● **REQUEST**
Rewrite every line of the entries below with each occurrence of "Unemployment Among Youth under 25 years" changed to "Youth Unemployment Rate", leaving all other text as it is. Omit the pictures from your output.

● **RECORDED DATA**
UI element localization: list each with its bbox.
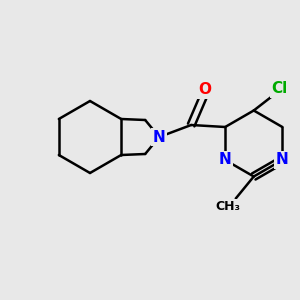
Text: N: N [276, 152, 289, 167]
Text: N: N [219, 152, 232, 167]
Text: CH₃: CH₃ [215, 200, 240, 213]
Text: N: N [153, 130, 166, 145]
Text: Cl: Cl [272, 81, 288, 96]
Text: O: O [199, 82, 212, 98]
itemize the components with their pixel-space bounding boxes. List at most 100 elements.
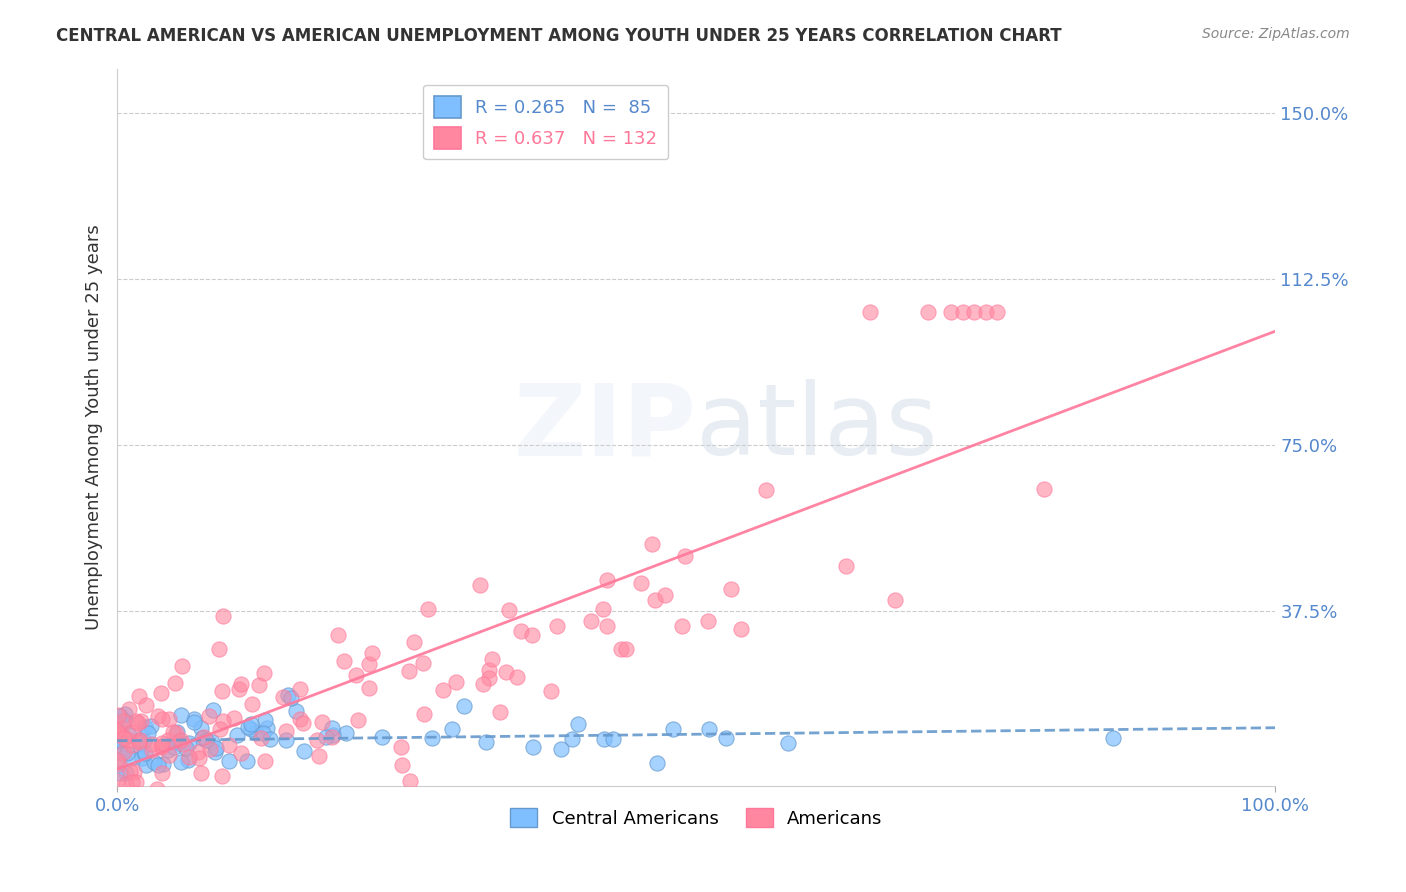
Americans (152, 736, 174, 750)
Americans (506, 670, 529, 684)
Central Americans (108, 745, 131, 759)
Americans (986, 305, 1008, 319)
Americans (432, 682, 454, 697)
Central Americans (132, 734, 155, 748)
Central Americans (252, 726, 274, 740)
Americans (470, 577, 492, 591)
Americans (150, 712, 173, 726)
Americans (149, 739, 172, 754)
Central Americans (716, 731, 738, 745)
Central Americans (245, 726, 267, 740)
Central Americans (204, 741, 226, 756)
Central Americans (134, 746, 156, 760)
Central Americans (420, 731, 443, 745)
Americans (478, 671, 501, 685)
Central Americans (645, 756, 668, 770)
Americans (939, 305, 962, 319)
Central Americans (152, 757, 174, 772)
Americans (120, 764, 142, 779)
Americans (592, 601, 614, 615)
Central Americans (276, 688, 298, 702)
Americans (105, 774, 128, 789)
Americans (444, 675, 467, 690)
Americans (111, 793, 134, 807)
Americans (134, 793, 156, 807)
Americans (117, 733, 139, 747)
Americans (416, 602, 439, 616)
Americans (121, 775, 143, 789)
Americans (187, 745, 209, 759)
Americans (148, 708, 170, 723)
Central Americans (112, 730, 135, 744)
Central Americans (550, 741, 572, 756)
Y-axis label: Unemployment Among Youth under 25 years: Unemployment Among Youth under 25 years (86, 225, 103, 631)
Americans (188, 750, 211, 764)
Americans (107, 707, 129, 722)
Central Americans (561, 732, 583, 747)
Legend: Central Americans, Americans: Central Americans, Americans (503, 801, 890, 835)
Americans (111, 714, 134, 728)
Central Americans (105, 731, 128, 746)
Americans (546, 619, 568, 633)
Central Americans (170, 708, 193, 723)
Central Americans (115, 766, 138, 780)
Americans (110, 722, 132, 736)
Americans (149, 686, 172, 700)
Central Americans (114, 706, 136, 721)
Central Americans (292, 744, 315, 758)
Americans (211, 684, 233, 698)
Americans (671, 619, 693, 633)
Americans (150, 765, 173, 780)
Americans (141, 737, 163, 751)
Americans (240, 697, 263, 711)
Central Americans (110, 725, 132, 739)
Americans (162, 724, 184, 739)
Central Americans (240, 717, 263, 731)
Americans (273, 690, 295, 704)
Americans (121, 725, 143, 739)
Central Americans (697, 722, 720, 736)
Americans (412, 656, 434, 670)
Americans (412, 707, 434, 722)
Central Americans (201, 703, 224, 717)
Americans (835, 558, 858, 573)
Text: atlas: atlas (696, 379, 938, 476)
Americans (224, 711, 246, 725)
Americans (311, 715, 333, 730)
Americans (253, 666, 276, 681)
Americans (720, 582, 742, 596)
Central Americans (280, 690, 302, 705)
Central Americans (135, 758, 157, 772)
Americans (610, 641, 633, 656)
Americans (150, 739, 173, 753)
Americans (157, 713, 180, 727)
Americans (108, 757, 131, 772)
Americans (118, 789, 141, 803)
Americans (357, 657, 380, 671)
Central Americans (177, 736, 200, 750)
Central Americans (136, 726, 159, 740)
Central Americans (190, 721, 212, 735)
Americans (122, 764, 145, 779)
Americans (321, 730, 343, 744)
Central Americans (110, 709, 132, 723)
Americans (157, 748, 180, 763)
Americans (596, 573, 619, 587)
Central Americans (183, 712, 205, 726)
Central Americans (118, 728, 141, 742)
Americans (250, 731, 273, 745)
Central Americans (776, 736, 799, 750)
Americans (654, 588, 676, 602)
Americans (125, 714, 148, 729)
Central Americans (107, 738, 129, 752)
Americans (333, 654, 356, 668)
Central Americans (335, 725, 357, 739)
Americans (974, 305, 997, 319)
Americans (917, 305, 939, 319)
Text: ZIP: ZIP (513, 379, 696, 476)
Americans (211, 714, 233, 728)
Central Americans (131, 751, 153, 765)
Central Americans (276, 733, 298, 747)
Americans (165, 676, 187, 690)
Americans (146, 782, 169, 797)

● **EXERCISE RESPONSE**
UI element localization: list each with its bbox.
Text: N: N [276, 152, 289, 167]
Text: N: N [219, 152, 232, 167]
Text: CH₃: CH₃ [215, 200, 240, 213]
Text: N: N [153, 130, 166, 145]
Text: Cl: Cl [272, 81, 288, 96]
Text: O: O [199, 82, 212, 98]
itemize the components with their pixel-space bounding boxes. List at most 100 elements.
Americans (152, 736, 174, 750)
Americans (506, 670, 529, 684)
Central Americans (108, 745, 131, 759)
Americans (986, 305, 1008, 319)
Americans (432, 682, 454, 697)
Central Americans (132, 734, 155, 748)
Central Americans (252, 726, 274, 740)
Americans (470, 577, 492, 591)
Americans (150, 712, 173, 726)
Americans (149, 739, 172, 754)
Central Americans (716, 731, 738, 745)
Central Americans (245, 726, 267, 740)
Central Americans (204, 741, 226, 756)
Central Americans (134, 746, 156, 760)
Central Americans (420, 731, 443, 745)
Americans (478, 671, 501, 685)
Central Americans (645, 756, 668, 770)
Americans (939, 305, 962, 319)
Central Americans (152, 757, 174, 772)
Americans (120, 764, 142, 779)
Americans (592, 601, 614, 615)
Central Americans (276, 688, 298, 702)
Americans (105, 774, 128, 789)
Americans (444, 675, 467, 690)
Americans (111, 793, 134, 807)
Americans (134, 793, 156, 807)
Americans (117, 733, 139, 747)
Americans (416, 602, 439, 616)
Americans (121, 775, 143, 789)
Americans (187, 745, 209, 759)
Americans (148, 708, 170, 723)
Central Americans (112, 730, 135, 744)
Central Americans (550, 741, 572, 756)
Y-axis label: Youth Unemployment Rate: Youth Unemployment Rate (86, 225, 103, 631)
Americans (188, 750, 211, 764)
Americans (107, 707, 129, 722)
Central Americans (561, 732, 583, 747)
Legend: Central Americans, Americans: Central Americans, Americans (503, 801, 890, 835)
Americans (111, 714, 134, 728)
Central Americans (105, 731, 128, 746)
Americans (546, 619, 568, 633)
Central Americans (170, 708, 193, 723)
Central Americans (115, 766, 138, 780)
Americans (110, 722, 132, 736)
Americans (149, 686, 172, 700)
Central Americans (114, 706, 136, 721)
Central Americans (292, 744, 315, 758)
Americans (211, 684, 233, 698)
Americans (671, 619, 693, 633)
Americans (150, 765, 173, 780)
Americans (141, 737, 163, 751)
Americans (240, 697, 263, 711)
Central Americans (110, 725, 132, 739)
Americans (162, 724, 184, 739)
Central Americans (240, 717, 263, 731)
Americans (273, 690, 295, 704)
Americans (121, 725, 143, 739)
Central Americans (697, 722, 720, 736)
Americans (412, 656, 434, 670)
Americans (412, 707, 434, 722)
Central Americans (201, 703, 224, 717)
Americans (835, 558, 858, 573)
Text: atlas: atlas (696, 379, 938, 476)
Americans (224, 711, 246, 725)
Americans (311, 715, 333, 730)
Americans (253, 666, 276, 681)
Americans (720, 582, 742, 596)
Central Americans (280, 690, 302, 705)
Central Americans (135, 758, 157, 772)
Americans (610, 641, 633, 656)
Americans (150, 739, 173, 753)
Americans (157, 713, 180, 727)
Americans (108, 757, 131, 772)
Americans (118, 789, 141, 803)
Americans (357, 657, 380, 671)
Central Americans (177, 736, 200, 750)
Central Americans (136, 726, 159, 740)
Central Americans (190, 721, 212, 735)
Americans (122, 764, 145, 779)
Americans (321, 730, 343, 744)
Central Americans (110, 709, 132, 723)
Americans (157, 748, 180, 763)
Americans (596, 573, 619, 587)
Central Americans (183, 712, 205, 726)
Central Americans (118, 728, 141, 742)
Americans (250, 731, 273, 745)
Central Americans (776, 736, 799, 750)
Americans (654, 588, 676, 602)
Americans (125, 714, 148, 729)
Central Americans (107, 738, 129, 752)
Americans (333, 654, 356, 668)
Central Americans (335, 725, 357, 739)
Americans (974, 305, 997, 319)
Americans (917, 305, 939, 319)
Text: ZIP: ZIP (513, 379, 696, 476)
Americans (211, 714, 233, 728)
Central Americans (131, 751, 153, 765)
Central Americans (276, 733, 298, 747)
Americans (165, 676, 187, 690)
Americans (146, 782, 169, 797)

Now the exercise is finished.